● **Your task**: Every entry below should be transcribed exactly; pictures stay out of the copy.

● **Records for this exercise**:
--

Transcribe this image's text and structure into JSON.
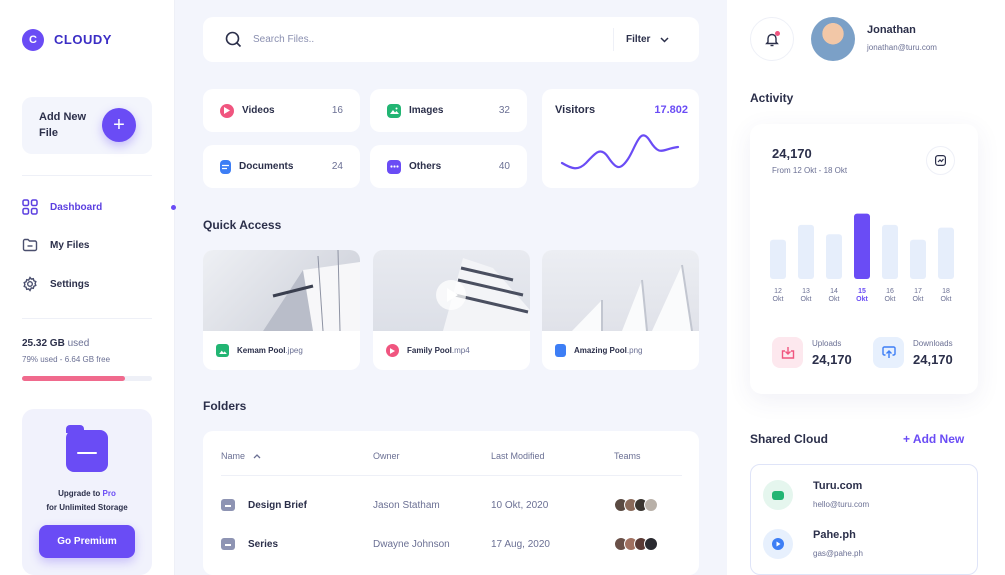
{
  "brand": {
    "initial": "C",
    "name": "CLOUDY"
  },
  "sidebar": {
    "add_new_label": "Add New File",
    "nav": [
      {
        "label": "Dashboard",
        "icon": "grid-icon",
        "active": true
      },
      {
        "label": "My Files",
        "icon": "folder-icon"
      },
      {
        "label": "Settings",
        "icon": "gear-icon"
      }
    ],
    "storage": {
      "used_value": "25.32 GB",
      "used_suffix": "used",
      "detail": "79% used - 6.64 GB free",
      "percent": 79
    },
    "upgrade": {
      "line1_prefix": "Upgrade to ",
      "line1_pro": "Pro",
      "line2": "for Unlimited Storage",
      "button": "Go Premium"
    }
  },
  "search": {
    "placeholder": "Search Files..",
    "filter_label": "Filter"
  },
  "categories": [
    {
      "label": "Videos",
      "count": "16",
      "color": "#f0557f",
      "icon": "play-icon"
    },
    {
      "label": "Images",
      "count": "32",
      "color": "#22b573",
      "icon": "image-icon"
    },
    {
      "label": "Documents",
      "count": "24",
      "color": "#3d7ef5",
      "icon": "document-icon"
    },
    {
      "label": "Others",
      "count": "40",
      "color": "#6a4cf5",
      "icon": "more-icon"
    }
  ],
  "visitors": {
    "title": "Visitors",
    "value": "17.802"
  },
  "quick_access": {
    "title": "Quick Access",
    "items": [
      {
        "name": "Kemam Pool",
        "ext": ".jpeg",
        "type": "image"
      },
      {
        "name": "Family Pool",
        "ext": ".mp4",
        "type": "video"
      },
      {
        "name": "Amazing Pool",
        "ext": ".png",
        "type": "document"
      }
    ]
  },
  "folders": {
    "title": "Folders",
    "headers": {
      "name": "Name",
      "owner": "Owner",
      "modified": "Last Modified",
      "teams": "Teams"
    },
    "rows": [
      {
        "name": "Design Brief",
        "owner": "Jason Statham",
        "modified": "10 Okt, 2020"
      },
      {
        "name": "Series",
        "owner": "Dwayne Johnson",
        "modified": "17 Aug, 2020"
      }
    ]
  },
  "user": {
    "name": "Jonathan",
    "email": "jonathan@turu.com"
  },
  "activity": {
    "title": "Activity",
    "value": "24,170",
    "range": "From 12 Okt - 18 Okt",
    "chart_data": {
      "type": "bar",
      "categories": [
        "12 Okt",
        "13 Okt",
        "14 Okt",
        "15 Okt",
        "16 Okt",
        "17 Okt",
        "18 Okt"
      ],
      "day_labels": [
        "12",
        "13",
        "14",
        "15",
        "16",
        "17",
        "18"
      ],
      "month_label": "Okt",
      "values": [
        42,
        58,
        48,
        70,
        58,
        42,
        55
      ],
      "highlight_index": 3,
      "ylim": [
        0,
        75
      ]
    },
    "uploads": {
      "label": "Uploads",
      "value": "24,170"
    },
    "downloads": {
      "label": "Downloads",
      "value": "24,170"
    }
  },
  "shared_cloud": {
    "title": "Shared Cloud",
    "add_label": "+ Add New",
    "items": [
      {
        "name": "Turu.com",
        "email": "hello@turu.com",
        "color": "#22b573"
      },
      {
        "name": "Pahe.ph",
        "email": "gas@pahe.ph",
        "color": "#3d7ef5"
      }
    ]
  }
}
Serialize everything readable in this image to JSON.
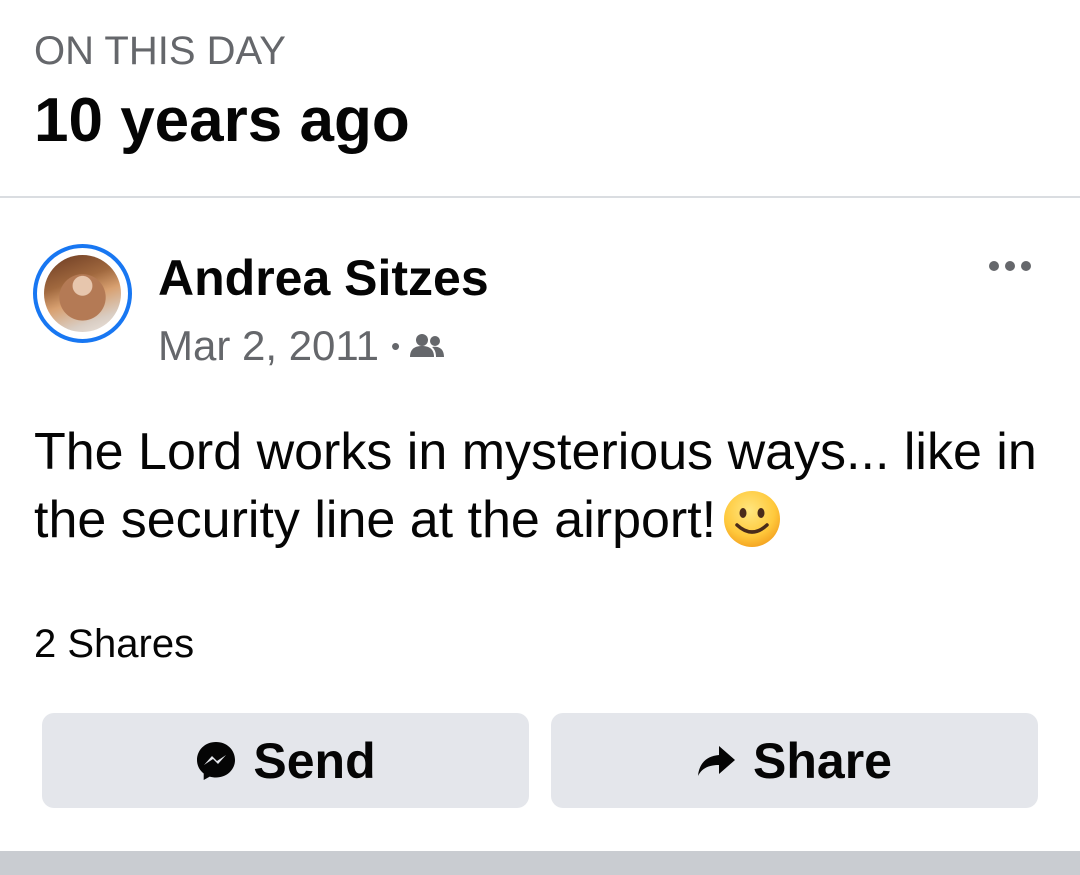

--

● **Task response**:
Transcribe this image's text and structure into JSON.
{
  "brand": {
    "initial": "C",
    "name": "CLOUDY"
  },
  "sidebar": {
    "add_new_label": "Add New File",
    "nav": [
      {
        "label": "Dashboard",
        "icon": "grid-icon",
        "active": true
      },
      {
        "label": "My Files",
        "icon": "folder-icon"
      },
      {
        "label": "Settings",
        "icon": "gear-icon"
      }
    ],
    "storage": {
      "used_value": "25.32 GB",
      "used_suffix": "used",
      "detail": "79% used - 6.64 GB free",
      "percent": 79
    },
    "upgrade": {
      "line1_prefix": "Upgrade to ",
      "line1_pro": "Pro",
      "line2": "for Unlimited Storage",
      "button": "Go Premium"
    }
  },
  "search": {
    "placeholder": "Search Files..",
    "filter_label": "Filter"
  },
  "categories": [
    {
      "label": "Videos",
      "count": "16",
      "color": "#f0557f",
      "icon": "play-icon"
    },
    {
      "label": "Images",
      "count": "32",
      "color": "#22b573",
      "icon": "image-icon"
    },
    {
      "label": "Documents",
      "count": "24",
      "color": "#3d7ef5",
      "icon": "document-icon"
    },
    {
      "label": "Others",
      "count": "40",
      "color": "#6a4cf5",
      "icon": "more-icon"
    }
  ],
  "visitors": {
    "title": "Visitors",
    "value": "17.802"
  },
  "quick_access": {
    "title": "Quick Access",
    "items": [
      {
        "name": "Kemam Pool",
        "ext": ".jpeg",
        "type": "image"
      },
      {
        "name": "Family Pool",
        "ext": ".mp4",
        "type": "video"
      },
      {
        "name": "Amazing Pool",
        "ext": ".png",
        "type": "document"
      }
    ]
  },
  "folders": {
    "title": "Folders",
    "headers": {
      "name": "Name",
      "owner": "Owner",
      "modified": "Last Modified",
      "teams": "Teams"
    },
    "rows": [
      {
        "name": "Design Brief",
        "owner": "Jason Statham",
        "modified": "10 Okt, 2020"
      },
      {
        "name": "Series",
        "owner": "Dwayne Johnson",
        "modified": "17 Aug, 2020"
      }
    ]
  },
  "user": {
    "name": "Jonathan",
    "email": "jonathan@turu.com"
  },
  "activity": {
    "title": "Activity",
    "value": "24,170",
    "range": "From 12 Okt - 18 Okt",
    "chart_data": {
      "type": "bar",
      "categories": [
        "12 Okt",
        "13 Okt",
        "14 Okt",
        "15 Okt",
        "16 Okt",
        "17 Okt",
        "18 Okt"
      ],
      "day_labels": [
        "12",
        "13",
        "14",
        "15",
        "16",
        "17",
        "18"
      ],
      "month_label": "Okt",
      "values": [
        42,
        58,
        48,
        70,
        58,
        42,
        55
      ],
      "highlight_index": 3,
      "ylim": [
        0,
        75
      ]
    },
    "uploads": {
      "label": "Uploads",
      "value": "24,170"
    },
    "downloads": {
      "label": "Downloads",
      "value": "24,170"
    }
  },
  "shared_cloud": {
    "title": "Shared Cloud",
    "add_label": "+ Add New",
    "items": [
      {
        "name": "Turu.com",
        "email": "hello@turu.com",
        "color": "#22b573"
      },
      {
        "name": "Pahe.ph",
        "email": "gas@pahe.ph",
        "color": "#3d7ef5"
      }
    ]
  }
}
Serialize everything readable in this image to JSON.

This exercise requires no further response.